▶ Description of the task
Print the data exactly as it is given, please.

Data entries
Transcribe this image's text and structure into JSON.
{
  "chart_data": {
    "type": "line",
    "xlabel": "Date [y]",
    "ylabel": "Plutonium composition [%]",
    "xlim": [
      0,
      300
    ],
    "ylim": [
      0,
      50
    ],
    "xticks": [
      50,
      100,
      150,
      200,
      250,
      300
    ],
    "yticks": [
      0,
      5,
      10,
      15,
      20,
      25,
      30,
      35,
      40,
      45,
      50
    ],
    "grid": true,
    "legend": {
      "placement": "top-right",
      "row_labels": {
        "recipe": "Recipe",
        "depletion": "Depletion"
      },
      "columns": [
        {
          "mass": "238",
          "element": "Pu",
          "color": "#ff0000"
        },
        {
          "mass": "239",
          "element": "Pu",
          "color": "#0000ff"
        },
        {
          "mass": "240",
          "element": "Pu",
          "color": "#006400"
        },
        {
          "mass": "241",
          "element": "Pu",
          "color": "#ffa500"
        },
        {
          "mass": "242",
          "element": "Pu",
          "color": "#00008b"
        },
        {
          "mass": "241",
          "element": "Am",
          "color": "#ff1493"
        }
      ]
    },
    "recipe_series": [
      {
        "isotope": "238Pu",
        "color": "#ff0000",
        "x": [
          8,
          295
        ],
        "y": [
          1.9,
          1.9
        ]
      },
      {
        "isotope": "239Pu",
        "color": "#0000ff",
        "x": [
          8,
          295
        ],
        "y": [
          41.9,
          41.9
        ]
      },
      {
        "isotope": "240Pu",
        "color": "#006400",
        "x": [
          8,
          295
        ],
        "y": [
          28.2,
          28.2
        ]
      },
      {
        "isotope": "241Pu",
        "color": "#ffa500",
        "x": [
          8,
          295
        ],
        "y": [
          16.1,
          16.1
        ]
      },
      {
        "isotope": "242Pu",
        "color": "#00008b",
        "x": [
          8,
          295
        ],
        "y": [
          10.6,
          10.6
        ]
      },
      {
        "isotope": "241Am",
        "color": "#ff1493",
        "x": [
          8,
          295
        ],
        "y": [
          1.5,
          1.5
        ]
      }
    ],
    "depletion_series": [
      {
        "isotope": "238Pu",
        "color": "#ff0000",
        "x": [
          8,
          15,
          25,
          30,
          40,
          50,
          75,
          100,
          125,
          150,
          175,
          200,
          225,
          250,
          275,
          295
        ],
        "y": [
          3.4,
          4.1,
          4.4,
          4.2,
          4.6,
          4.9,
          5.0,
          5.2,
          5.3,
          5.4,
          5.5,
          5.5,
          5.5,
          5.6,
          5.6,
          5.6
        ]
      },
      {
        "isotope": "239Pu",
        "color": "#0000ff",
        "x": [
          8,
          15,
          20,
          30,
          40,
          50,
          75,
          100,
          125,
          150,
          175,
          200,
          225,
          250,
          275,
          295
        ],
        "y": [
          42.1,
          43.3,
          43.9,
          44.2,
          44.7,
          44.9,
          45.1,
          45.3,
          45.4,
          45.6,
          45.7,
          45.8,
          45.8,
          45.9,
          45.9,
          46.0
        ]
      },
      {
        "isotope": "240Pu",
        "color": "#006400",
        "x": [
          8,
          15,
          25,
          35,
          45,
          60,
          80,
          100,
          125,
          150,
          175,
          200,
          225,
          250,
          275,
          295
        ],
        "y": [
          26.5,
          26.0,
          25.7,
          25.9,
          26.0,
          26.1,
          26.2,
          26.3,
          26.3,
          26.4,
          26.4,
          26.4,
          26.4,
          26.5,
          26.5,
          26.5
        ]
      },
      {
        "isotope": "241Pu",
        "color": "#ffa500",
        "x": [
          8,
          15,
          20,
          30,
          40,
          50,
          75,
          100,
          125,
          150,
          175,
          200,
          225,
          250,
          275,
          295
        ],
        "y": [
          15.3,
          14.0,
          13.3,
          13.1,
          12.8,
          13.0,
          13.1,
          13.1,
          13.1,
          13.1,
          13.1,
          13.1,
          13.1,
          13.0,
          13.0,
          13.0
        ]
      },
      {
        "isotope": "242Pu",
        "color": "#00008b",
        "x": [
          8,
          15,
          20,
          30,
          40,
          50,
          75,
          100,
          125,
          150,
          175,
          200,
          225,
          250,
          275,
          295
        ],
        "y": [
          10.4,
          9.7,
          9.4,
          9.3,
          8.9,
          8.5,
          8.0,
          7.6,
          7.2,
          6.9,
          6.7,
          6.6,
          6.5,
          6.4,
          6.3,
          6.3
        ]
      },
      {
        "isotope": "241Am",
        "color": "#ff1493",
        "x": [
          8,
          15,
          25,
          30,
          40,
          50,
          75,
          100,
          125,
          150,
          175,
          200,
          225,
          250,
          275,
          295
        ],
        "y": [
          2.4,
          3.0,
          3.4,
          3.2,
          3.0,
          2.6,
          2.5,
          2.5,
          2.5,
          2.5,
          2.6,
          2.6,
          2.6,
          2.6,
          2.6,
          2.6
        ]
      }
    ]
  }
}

▶ The output
Transcribe this image's text and structure into JSON.
{
  "chart_data": {
    "type": "line",
    "xlabel": "Date [y]",
    "ylabel": "Plutonium composition [%]",
    "xlim": [
      0,
      300
    ],
    "ylim": [
      0,
      50
    ],
    "xticks": [
      50,
      100,
      150,
      200,
      250,
      300
    ],
    "yticks": [
      0,
      5,
      10,
      15,
      20,
      25,
      30,
      35,
      40,
      45,
      50
    ],
    "grid": true,
    "legend": {
      "placement": "top-right",
      "row_labels": {
        "recipe": "Recipe",
        "depletion": "Depletion"
      },
      "columns": [
        {
          "mass": "238",
          "element": "Pu",
          "color": "#ff0000"
        },
        {
          "mass": "239",
          "element": "Pu",
          "color": "#0000ff"
        },
        {
          "mass": "240",
          "element": "Pu",
          "color": "#006400"
        },
        {
          "mass": "241",
          "element": "Pu",
          "color": "#ffa500"
        },
        {
          "mass": "242",
          "element": "Pu",
          "color": "#00008b"
        },
        {
          "mass": "241",
          "element": "Am",
          "color": "#ff1493"
        }
      ]
    },
    "recipe_series": [
      {
        "isotope": "238Pu",
        "color": "#ff0000",
        "x": [
          8,
          295
        ],
        "y": [
          1.9,
          1.9
        ]
      },
      {
        "isotope": "239Pu",
        "color": "#0000ff",
        "x": [
          8,
          295
        ],
        "y": [
          41.9,
          41.9
        ]
      },
      {
        "isotope": "240Pu",
        "color": "#006400",
        "x": [
          8,
          295
        ],
        "y": [
          28.2,
          28.2
        ]
      },
      {
        "isotope": "241Pu",
        "color": "#ffa500",
        "x": [
          8,
          295
        ],
        "y": [
          16.1,
          16.1
        ]
      },
      {
        "isotope": "242Pu",
        "color": "#00008b",
        "x": [
          8,
          295
        ],
        "y": [
          10.6,
          10.6
        ]
      },
      {
        "isotope": "241Am",
        "color": "#ff1493",
        "x": [
          8,
          295
        ],
        "y": [
          1.5,
          1.5
        ]
      }
    ],
    "depletion_series": [
      {
        "isotope": "238Pu",
        "color": "#ff0000",
        "x": [
          8,
          15,
          25,
          30,
          40,
          50,
          75,
          100,
          125,
          150,
          175,
          200,
          225,
          250,
          275,
          295
        ],
        "y": [
          3.4,
          4.1,
          4.4,
          4.2,
          4.6,
          4.9,
          5.0,
          5.2,
          5.3,
          5.4,
          5.5,
          5.5,
          5.5,
          5.6,
          5.6,
          5.6
        ]
      },
      {
        "isotope": "239Pu",
        "color": "#0000ff",
        "x": [
          8,
          15,
          20,
          30,
          40,
          50,
          75,
          100,
          125,
          150,
          175,
          200,
          225,
          250,
          275,
          295
        ],
        "y": [
          42.1,
          43.3,
          43.9,
          44.2,
          44.7,
          44.9,
          45.1,
          45.3,
          45.4,
          45.6,
          45.7,
          45.8,
          45.8,
          45.9,
          45.9,
          46.0
        ]
      },
      {
        "isotope": "240Pu",
        "color": "#006400",
        "x": [
          8,
          15,
          25,
          35,
          45,
          60,
          80,
          100,
          125,
          150,
          175,
          200,
          225,
          250,
          275,
          295
        ],
        "y": [
          26.5,
          26.0,
          25.7,
          25.9,
          26.0,
          26.1,
          26.2,
          26.3,
          26.3,
          26.4,
          26.4,
          26.4,
          26.4,
          26.5,
          26.5,
          26.5
        ]
      },
      {
        "isotope": "241Pu",
        "color": "#ffa500",
        "x": [
          8,
          15,
          20,
          30,
          40,
          50,
          75,
          100,
          125,
          150,
          175,
          200,
          225,
          250,
          275,
          295
        ],
        "y": [
          15.3,
          14.0,
          13.3,
          13.1,
          12.8,
          13.0,
          13.1,
          13.1,
          13.1,
          13.1,
          13.1,
          13.1,
          13.1,
          13.0,
          13.0,
          13.0
        ]
      },
      {
        "isotope": "242Pu",
        "color": "#00008b",
        "x": [
          8,
          15,
          20,
          30,
          40,
          50,
          75,
          100,
          125,
          150,
          175,
          200,
          225,
          250,
          275,
          295
        ],
        "y": [
          10.4,
          9.7,
          9.4,
          9.3,
          8.9,
          8.5,
          8.0,
          7.6,
          7.2,
          6.9,
          6.7,
          6.6,
          6.5,
          6.4,
          6.3,
          6.3
        ]
      },
      {
        "isotope": "241Am",
        "color": "#ff1493",
        "x": [
          8,
          15,
          25,
          30,
          40,
          50,
          75,
          100,
          125,
          150,
          175,
          200,
          225,
          250,
          275,
          295
        ],
        "y": [
          2.4,
          3.0,
          3.4,
          3.2,
          3.0,
          2.6,
          2.5,
          2.5,
          2.5,
          2.5,
          2.6,
          2.6,
          2.6,
          2.6,
          2.6,
          2.6
        ]
      }
    ]
  }
}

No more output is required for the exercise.